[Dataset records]

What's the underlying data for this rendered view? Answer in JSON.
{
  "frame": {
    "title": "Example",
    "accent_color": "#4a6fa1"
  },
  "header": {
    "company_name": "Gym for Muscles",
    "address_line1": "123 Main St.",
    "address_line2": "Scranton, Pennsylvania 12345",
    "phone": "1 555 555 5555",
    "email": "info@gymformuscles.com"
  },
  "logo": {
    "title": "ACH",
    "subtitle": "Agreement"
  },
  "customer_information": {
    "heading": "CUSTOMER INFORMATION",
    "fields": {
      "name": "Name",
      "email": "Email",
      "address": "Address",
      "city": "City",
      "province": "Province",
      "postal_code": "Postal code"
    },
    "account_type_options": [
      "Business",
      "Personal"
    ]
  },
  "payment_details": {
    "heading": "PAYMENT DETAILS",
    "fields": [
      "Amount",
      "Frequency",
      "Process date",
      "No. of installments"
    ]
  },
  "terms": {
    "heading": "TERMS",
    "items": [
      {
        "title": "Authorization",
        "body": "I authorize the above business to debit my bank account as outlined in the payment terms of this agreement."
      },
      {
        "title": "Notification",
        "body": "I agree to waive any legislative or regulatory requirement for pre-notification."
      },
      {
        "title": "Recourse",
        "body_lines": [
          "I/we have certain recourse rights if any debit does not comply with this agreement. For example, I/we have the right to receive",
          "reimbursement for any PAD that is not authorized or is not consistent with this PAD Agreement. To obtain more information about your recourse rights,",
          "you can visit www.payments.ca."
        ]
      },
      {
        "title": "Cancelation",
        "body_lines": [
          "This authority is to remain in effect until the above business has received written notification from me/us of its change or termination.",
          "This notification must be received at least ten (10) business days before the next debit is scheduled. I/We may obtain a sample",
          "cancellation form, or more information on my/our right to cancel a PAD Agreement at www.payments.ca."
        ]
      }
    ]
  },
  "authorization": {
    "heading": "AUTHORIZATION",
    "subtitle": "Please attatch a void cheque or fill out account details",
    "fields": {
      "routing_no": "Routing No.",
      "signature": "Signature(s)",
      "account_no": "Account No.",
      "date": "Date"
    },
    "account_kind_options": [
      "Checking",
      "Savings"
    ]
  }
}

> _What you are asked to do_: Once more, set down the full listing, verbatim.

> _Correct response_:
What's the underlying data for this rendered view? Answer in JSON.
{
  "frame": {
    "title": "Example",
    "accent_color": "#4a6fa1"
  },
  "header": {
    "company_name": "Gym for Muscles",
    "address_line1": "123 Main St.",
    "address_line2": "Scranton, Pennsylvania 12345",
    "phone": "1 555 555 5555",
    "email": "info@gymformuscles.com"
  },
  "logo": {
    "title": "ACH",
    "subtitle": "Agreement"
  },
  "customer_information": {
    "heading": "CUSTOMER INFORMATION",
    "fields": {
      "name": "Name",
      "email": "Email",
      "address": "Address",
      "city": "City",
      "province": "Province",
      "postal_code": "Postal code"
    },
    "account_type_options": [
      "Business",
      "Personal"
    ]
  },
  "payment_details": {
    "heading": "PAYMENT DETAILS",
    "fields": [
      "Amount",
      "Frequency",
      "Process date",
      "No. of installments"
    ]
  },
  "terms": {
    "heading": "TERMS",
    "items": [
      {
        "title": "Authorization",
        "body": "I authorize the above business to debit my bank account as outlined in the payment terms of this agreement."
      },
      {
        "title": "Notification",
        "body": "I agree to waive any legislative or regulatory requirement for pre-notification."
      },
      {
        "title": "Recourse",
        "body_lines": [
          "I/we have certain recourse rights if any debit does not comply with this agreement. For example, I/we have the right to receive",
          "reimbursement for any PAD that is not authorized or is not consistent with this PAD Agreement. To obtain more information about your recourse rights,",
          "you can visit www.payments.ca."
        ]
      },
      {
        "title": "Cancelation",
        "body_lines": [
          "This authority is to remain in effect until the above business has received written notification from me/us of its change or termination.",
          "This notification must be received at least ten (10) business days before the next debit is scheduled. I/We may obtain a sample",
          "cancellation form, or more information on my/our right to cancel a PAD Agreement at www.payments.ca."
        ]
      }
    ]
  },
  "authorization": {
    "heading": "AUTHORIZATION",
    "subtitle": "Please attatch a void cheque or fill out account details",
    "fields": {
      "routing_no": "Routing No.",
      "signature": "Signature(s)",
      "account_no": "Account No.",
      "date": "Date"
    },
    "account_kind_options": [
      "Checking",
      "Savings"
    ]
  }
}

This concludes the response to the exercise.